- **Exercise input**:
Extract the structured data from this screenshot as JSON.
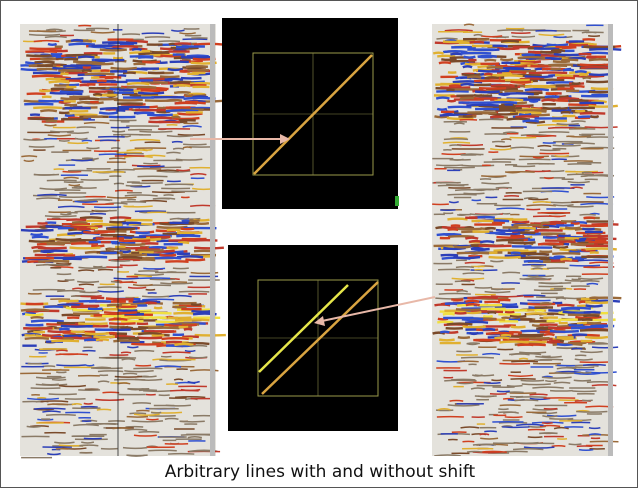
{
  "caption": "Arbitrary lines with and without shift"
}
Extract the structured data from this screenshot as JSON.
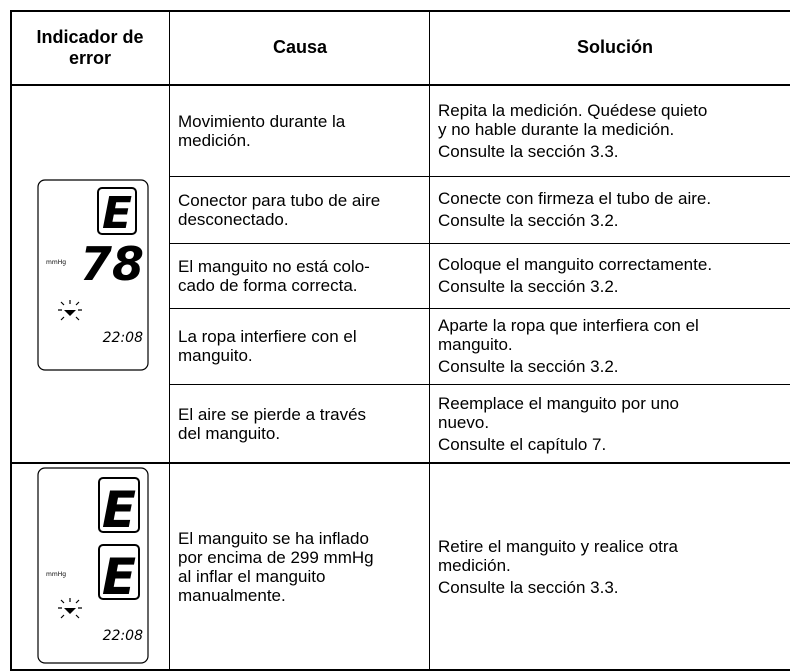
{
  "table": {
    "headers": [
      "Indicador de\nerror",
      "Causa",
      "Solución"
    ],
    "rows": [
      {
        "cause": "Movimiento durante la\nmedición.",
        "solution": [
          "Repita la medición. Quédese quieto\ny no hable durante la medición.",
          "Consulte la sección 3.3."
        ]
      },
      {
        "cause": "Conector para tubo de aire\ndesconectado.",
        "solution": [
          "Conecte con firmeza el tubo de aire.",
          "Consulte la sección 3.2."
        ]
      },
      {
        "cause": "El manguito no está colo-\ncado de forma correcta.",
        "solution": [
          "Coloque el manguito correctamente.",
          "Consulte la sección 3.2."
        ]
      },
      {
        "cause": "La ropa interfiere con el\nmanguito.",
        "solution": [
          "Aparte la ropa que interfiera con el\nmanguito.",
          "Consulte la sección 3.2."
        ]
      },
      {
        "cause": "El aire se pierde a través\ndel manguito.",
        "solution": [
          "Reemplace el manguito por uno\nnuevo.",
          "Consulte el capítulo 7."
        ]
      },
      {
        "cause": "El manguito se ha inflado\npor encima de 299 mmHg\nal inflar el manguito\nmanualmente.",
        "solution": [
          "Retire el manguito y realice otra\nmedición.",
          "Consulte la sección 3.3."
        ]
      }
    ]
  },
  "displays": [
    {
      "top": "E",
      "bottom": "78",
      "unit": "mmHg",
      "time": "22:08"
    },
    {
      "top": "E",
      "bottom": "E",
      "unit": "mmHg",
      "time": "22:08"
    }
  ]
}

- **Task goal**: Nothing in the entries should change as you copy them, except that the pictures are left out.

- **Exercise answer**:
Extract the structured data from this screenshot as JSON.
{
  "caption": "Arbitrary lines with and without shift"
}
Extract the structured data from this screenshot as JSON.
{
  "table": {
    "headers": [
      "Indicador de\nerror",
      "Causa",
      "Solución"
    ],
    "rows": [
      {
        "cause": "Movimiento durante la\nmedición.",
        "solution": [
          "Repita la medición. Quédese quieto\ny no hable durante la medición.",
          "Consulte la sección 3.3."
        ]
      },
      {
        "cause": "Conector para tubo de aire\ndesconectado.",
        "solution": [
          "Conecte con firmeza el tubo de aire.",
          "Consulte la sección 3.2."
        ]
      },
      {
        "cause": "El manguito no está colo-\ncado de forma correcta.",
        "solution": [
          "Coloque el manguito correctamente.",
          "Consulte la sección 3.2."
        ]
      },
      {
        "cause": "La ropa interfiere con el\nmanguito.",
        "solution": [
          "Aparte la ropa que interfiera con el\nmanguito.",
          "Consulte la sección 3.2."
        ]
      },
      {
        "cause": "El aire se pierde a través\ndel manguito.",
        "solution": [
          "Reemplace el manguito por uno\nnuevo.",
          "Consulte el capítulo 7."
        ]
      },
      {
        "cause": "El manguito se ha inflado\npor encima de 299 mmHg\nal inflar el manguito\nmanualmente.",
        "solution": [
          "Retire el manguito y realice otra\nmedición.",
          "Consulte la sección 3.3."
        ]
      }
    ]
  },
  "displays": [
    {
      "top": "E",
      "bottom": "78",
      "unit": "mmHg",
      "time": "22:08"
    },
    {
      "top": "E",
      "bottom": "E",
      "unit": "mmHg",
      "time": "22:08"
    }
  ]
}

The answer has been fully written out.